(Data items)
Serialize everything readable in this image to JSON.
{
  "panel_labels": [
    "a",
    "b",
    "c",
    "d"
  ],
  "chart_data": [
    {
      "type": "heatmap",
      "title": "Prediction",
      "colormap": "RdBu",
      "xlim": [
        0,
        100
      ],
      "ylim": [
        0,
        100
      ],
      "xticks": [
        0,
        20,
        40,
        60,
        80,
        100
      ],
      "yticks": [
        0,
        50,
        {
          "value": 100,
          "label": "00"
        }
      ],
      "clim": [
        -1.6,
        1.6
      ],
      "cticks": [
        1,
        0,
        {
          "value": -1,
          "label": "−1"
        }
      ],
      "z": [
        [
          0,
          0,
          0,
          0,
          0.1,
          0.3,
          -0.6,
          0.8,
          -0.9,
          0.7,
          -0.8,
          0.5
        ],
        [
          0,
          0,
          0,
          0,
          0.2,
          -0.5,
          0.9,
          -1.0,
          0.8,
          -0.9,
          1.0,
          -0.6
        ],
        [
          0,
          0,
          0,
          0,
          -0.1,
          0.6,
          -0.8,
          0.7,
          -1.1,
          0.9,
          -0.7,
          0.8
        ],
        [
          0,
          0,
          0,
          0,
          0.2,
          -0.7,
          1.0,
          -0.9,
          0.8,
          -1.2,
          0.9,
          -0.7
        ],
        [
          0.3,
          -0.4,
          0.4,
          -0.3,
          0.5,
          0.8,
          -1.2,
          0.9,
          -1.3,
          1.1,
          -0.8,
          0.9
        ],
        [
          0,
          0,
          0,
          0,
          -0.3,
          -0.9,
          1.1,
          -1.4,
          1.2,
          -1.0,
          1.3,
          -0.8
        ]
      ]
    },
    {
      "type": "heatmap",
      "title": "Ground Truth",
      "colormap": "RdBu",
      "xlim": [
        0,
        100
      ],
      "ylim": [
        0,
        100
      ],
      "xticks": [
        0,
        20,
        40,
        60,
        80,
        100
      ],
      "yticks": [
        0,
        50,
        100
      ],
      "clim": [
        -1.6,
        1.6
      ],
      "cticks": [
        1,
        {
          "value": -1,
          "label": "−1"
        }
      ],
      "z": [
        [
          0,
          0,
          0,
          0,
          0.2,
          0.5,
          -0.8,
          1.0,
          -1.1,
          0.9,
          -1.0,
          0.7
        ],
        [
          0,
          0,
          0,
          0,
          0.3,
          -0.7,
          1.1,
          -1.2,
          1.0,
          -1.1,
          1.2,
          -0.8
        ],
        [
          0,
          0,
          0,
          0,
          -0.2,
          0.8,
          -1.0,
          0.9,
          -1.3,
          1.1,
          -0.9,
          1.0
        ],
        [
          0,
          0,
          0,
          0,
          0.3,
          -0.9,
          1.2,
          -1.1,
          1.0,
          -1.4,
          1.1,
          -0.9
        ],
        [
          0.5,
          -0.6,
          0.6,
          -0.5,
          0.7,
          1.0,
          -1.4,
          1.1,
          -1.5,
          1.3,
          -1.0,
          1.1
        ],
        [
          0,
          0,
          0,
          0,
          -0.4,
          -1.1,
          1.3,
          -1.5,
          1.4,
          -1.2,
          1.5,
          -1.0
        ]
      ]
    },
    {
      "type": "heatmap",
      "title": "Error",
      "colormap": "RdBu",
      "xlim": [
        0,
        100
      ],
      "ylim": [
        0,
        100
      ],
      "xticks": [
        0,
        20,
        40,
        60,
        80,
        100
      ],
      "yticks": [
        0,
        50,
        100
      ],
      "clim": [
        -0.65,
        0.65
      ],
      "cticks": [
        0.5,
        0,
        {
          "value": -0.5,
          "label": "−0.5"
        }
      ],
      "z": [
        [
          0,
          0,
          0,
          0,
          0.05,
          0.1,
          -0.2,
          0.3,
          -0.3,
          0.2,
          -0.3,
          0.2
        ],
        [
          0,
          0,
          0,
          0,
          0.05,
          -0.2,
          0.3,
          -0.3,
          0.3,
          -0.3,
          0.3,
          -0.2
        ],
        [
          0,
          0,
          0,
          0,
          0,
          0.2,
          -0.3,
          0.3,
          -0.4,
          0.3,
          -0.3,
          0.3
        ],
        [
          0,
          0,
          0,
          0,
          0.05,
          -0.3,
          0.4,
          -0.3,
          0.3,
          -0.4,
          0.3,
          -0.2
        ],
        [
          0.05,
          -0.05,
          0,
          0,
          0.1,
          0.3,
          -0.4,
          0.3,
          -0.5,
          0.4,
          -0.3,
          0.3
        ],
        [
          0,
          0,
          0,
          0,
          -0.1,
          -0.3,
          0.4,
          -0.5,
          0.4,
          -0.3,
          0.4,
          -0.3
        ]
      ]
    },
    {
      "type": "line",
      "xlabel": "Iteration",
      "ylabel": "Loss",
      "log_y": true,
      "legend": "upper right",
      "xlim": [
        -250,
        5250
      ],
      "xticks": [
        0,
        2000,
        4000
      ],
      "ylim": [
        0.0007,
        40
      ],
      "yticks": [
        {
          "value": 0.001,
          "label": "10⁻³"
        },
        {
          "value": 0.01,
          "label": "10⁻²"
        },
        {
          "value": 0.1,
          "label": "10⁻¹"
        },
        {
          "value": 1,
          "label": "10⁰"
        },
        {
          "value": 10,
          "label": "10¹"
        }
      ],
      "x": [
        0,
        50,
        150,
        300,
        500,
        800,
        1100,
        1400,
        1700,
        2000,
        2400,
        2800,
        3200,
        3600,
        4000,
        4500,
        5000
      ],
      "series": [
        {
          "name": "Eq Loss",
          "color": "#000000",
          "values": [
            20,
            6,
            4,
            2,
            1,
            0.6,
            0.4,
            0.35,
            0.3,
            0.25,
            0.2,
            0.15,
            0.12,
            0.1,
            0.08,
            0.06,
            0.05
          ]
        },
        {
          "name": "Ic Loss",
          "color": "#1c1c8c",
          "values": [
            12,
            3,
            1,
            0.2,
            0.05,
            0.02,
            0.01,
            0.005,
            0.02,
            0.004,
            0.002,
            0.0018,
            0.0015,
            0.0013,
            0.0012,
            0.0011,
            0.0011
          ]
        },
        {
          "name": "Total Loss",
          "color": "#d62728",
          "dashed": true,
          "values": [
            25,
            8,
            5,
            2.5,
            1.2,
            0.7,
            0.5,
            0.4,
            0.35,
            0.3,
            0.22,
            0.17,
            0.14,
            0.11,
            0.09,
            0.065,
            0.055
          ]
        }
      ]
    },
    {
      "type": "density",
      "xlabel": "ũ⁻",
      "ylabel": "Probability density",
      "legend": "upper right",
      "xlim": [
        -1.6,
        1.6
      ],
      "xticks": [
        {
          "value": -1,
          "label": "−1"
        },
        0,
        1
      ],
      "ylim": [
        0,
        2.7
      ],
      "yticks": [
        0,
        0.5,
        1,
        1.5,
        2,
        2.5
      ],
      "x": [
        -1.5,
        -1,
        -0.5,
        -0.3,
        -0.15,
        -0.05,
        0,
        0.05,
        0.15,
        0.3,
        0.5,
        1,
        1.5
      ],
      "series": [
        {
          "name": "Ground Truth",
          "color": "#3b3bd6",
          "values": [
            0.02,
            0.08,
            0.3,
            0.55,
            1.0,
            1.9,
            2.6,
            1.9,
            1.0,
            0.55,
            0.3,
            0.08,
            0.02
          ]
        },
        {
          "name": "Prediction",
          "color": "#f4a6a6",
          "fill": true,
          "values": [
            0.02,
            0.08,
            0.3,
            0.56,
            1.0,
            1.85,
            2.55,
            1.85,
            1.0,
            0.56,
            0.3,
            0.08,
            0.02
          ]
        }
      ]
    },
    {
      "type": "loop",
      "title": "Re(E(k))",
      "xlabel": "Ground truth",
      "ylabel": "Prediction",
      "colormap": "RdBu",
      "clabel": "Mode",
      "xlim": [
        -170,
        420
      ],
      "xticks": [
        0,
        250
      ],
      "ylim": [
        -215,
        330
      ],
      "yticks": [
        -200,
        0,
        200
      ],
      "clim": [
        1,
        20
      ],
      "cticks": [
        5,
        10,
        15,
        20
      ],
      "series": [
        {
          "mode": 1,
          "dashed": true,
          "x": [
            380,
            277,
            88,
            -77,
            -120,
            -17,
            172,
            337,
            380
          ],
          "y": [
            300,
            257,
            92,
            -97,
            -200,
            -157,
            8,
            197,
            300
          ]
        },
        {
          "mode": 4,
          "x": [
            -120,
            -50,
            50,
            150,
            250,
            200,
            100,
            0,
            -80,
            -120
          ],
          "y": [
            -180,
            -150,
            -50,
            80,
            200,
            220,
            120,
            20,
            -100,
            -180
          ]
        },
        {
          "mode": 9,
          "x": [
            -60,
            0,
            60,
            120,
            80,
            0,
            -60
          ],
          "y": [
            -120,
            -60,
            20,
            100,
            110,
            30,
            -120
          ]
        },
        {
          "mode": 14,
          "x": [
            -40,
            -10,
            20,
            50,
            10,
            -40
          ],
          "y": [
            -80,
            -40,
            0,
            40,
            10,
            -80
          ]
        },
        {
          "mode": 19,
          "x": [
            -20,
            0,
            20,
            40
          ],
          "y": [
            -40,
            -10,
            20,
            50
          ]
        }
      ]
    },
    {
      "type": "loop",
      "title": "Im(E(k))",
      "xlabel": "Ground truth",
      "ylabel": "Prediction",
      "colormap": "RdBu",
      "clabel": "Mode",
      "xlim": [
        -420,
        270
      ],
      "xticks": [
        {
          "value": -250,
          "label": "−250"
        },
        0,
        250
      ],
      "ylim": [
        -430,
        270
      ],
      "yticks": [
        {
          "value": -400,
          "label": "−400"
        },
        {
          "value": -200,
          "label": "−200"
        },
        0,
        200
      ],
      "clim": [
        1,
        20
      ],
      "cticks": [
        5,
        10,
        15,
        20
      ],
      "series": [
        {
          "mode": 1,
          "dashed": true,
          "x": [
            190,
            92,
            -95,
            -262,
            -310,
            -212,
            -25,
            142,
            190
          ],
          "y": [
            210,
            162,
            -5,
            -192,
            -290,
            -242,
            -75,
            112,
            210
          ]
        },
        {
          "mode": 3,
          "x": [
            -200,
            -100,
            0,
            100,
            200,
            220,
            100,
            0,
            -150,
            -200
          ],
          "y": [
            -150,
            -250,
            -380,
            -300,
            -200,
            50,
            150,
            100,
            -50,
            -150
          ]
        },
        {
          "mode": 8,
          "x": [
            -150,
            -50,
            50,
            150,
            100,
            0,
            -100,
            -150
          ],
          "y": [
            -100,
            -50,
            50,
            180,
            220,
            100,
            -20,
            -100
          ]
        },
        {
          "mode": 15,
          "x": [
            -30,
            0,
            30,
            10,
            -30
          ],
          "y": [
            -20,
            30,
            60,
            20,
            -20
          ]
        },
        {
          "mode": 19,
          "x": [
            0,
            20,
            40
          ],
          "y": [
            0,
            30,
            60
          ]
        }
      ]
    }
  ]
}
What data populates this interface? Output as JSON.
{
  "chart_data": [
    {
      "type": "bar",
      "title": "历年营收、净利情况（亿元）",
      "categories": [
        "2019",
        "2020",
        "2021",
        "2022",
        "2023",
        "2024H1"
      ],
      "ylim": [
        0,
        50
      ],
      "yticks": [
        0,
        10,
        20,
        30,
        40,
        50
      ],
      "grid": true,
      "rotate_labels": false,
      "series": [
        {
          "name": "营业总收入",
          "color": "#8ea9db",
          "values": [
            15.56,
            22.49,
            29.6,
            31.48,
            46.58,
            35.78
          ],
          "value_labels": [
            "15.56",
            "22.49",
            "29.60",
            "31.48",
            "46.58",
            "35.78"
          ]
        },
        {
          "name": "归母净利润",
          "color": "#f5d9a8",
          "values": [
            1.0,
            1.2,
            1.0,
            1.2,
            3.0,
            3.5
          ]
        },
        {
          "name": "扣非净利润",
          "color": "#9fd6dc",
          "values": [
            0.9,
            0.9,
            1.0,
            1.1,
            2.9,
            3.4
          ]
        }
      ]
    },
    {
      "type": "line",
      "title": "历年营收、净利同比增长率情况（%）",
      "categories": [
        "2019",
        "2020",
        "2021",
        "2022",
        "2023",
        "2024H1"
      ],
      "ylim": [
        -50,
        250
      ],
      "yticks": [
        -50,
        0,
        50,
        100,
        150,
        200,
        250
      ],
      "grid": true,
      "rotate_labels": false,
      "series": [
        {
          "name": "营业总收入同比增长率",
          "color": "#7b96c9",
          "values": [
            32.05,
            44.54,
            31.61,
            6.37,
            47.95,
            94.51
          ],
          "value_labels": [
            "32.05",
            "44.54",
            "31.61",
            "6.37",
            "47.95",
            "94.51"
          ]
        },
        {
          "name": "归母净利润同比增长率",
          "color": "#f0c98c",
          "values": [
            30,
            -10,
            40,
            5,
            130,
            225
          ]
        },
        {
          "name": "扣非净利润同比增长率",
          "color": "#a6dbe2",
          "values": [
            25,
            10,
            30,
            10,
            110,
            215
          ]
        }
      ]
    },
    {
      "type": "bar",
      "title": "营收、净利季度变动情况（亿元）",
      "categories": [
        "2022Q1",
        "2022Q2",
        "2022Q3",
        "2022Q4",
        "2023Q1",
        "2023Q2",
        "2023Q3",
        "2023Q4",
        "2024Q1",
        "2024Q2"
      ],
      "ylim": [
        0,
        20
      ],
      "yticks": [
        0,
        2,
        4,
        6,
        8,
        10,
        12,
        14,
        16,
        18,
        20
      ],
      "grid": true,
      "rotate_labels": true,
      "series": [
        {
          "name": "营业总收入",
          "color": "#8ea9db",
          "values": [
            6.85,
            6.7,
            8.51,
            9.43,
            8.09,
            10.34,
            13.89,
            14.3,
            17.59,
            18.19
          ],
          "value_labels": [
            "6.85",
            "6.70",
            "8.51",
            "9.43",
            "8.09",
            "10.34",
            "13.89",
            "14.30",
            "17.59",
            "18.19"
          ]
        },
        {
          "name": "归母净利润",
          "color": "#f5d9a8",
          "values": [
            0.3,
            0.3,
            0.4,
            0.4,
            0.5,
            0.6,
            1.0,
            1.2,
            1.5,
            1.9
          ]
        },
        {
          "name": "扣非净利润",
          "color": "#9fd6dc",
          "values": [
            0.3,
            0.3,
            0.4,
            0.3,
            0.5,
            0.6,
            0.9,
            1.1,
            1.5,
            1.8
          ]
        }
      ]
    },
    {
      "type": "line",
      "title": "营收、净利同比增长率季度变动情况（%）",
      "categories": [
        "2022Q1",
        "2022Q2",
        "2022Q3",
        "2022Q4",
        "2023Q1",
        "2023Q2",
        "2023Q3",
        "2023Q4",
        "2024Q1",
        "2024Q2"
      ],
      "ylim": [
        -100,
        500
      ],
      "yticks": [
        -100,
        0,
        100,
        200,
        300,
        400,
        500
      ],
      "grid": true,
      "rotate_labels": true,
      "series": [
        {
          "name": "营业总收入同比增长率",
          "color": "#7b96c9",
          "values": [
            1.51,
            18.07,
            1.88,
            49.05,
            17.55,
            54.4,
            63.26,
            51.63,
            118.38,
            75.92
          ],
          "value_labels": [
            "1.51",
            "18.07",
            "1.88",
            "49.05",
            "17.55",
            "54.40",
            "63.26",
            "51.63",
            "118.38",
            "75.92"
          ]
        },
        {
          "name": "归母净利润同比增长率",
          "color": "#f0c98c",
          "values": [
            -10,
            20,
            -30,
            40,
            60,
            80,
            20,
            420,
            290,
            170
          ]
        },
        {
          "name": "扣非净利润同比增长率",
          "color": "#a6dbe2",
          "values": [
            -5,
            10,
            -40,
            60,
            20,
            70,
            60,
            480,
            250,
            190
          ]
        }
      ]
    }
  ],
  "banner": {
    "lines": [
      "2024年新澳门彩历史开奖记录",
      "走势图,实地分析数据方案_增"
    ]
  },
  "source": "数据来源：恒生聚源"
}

WORK TO DO: Count the lines that hold the string "历年营收", and reply with that number alone.

RESULT OF THIS TASK: 2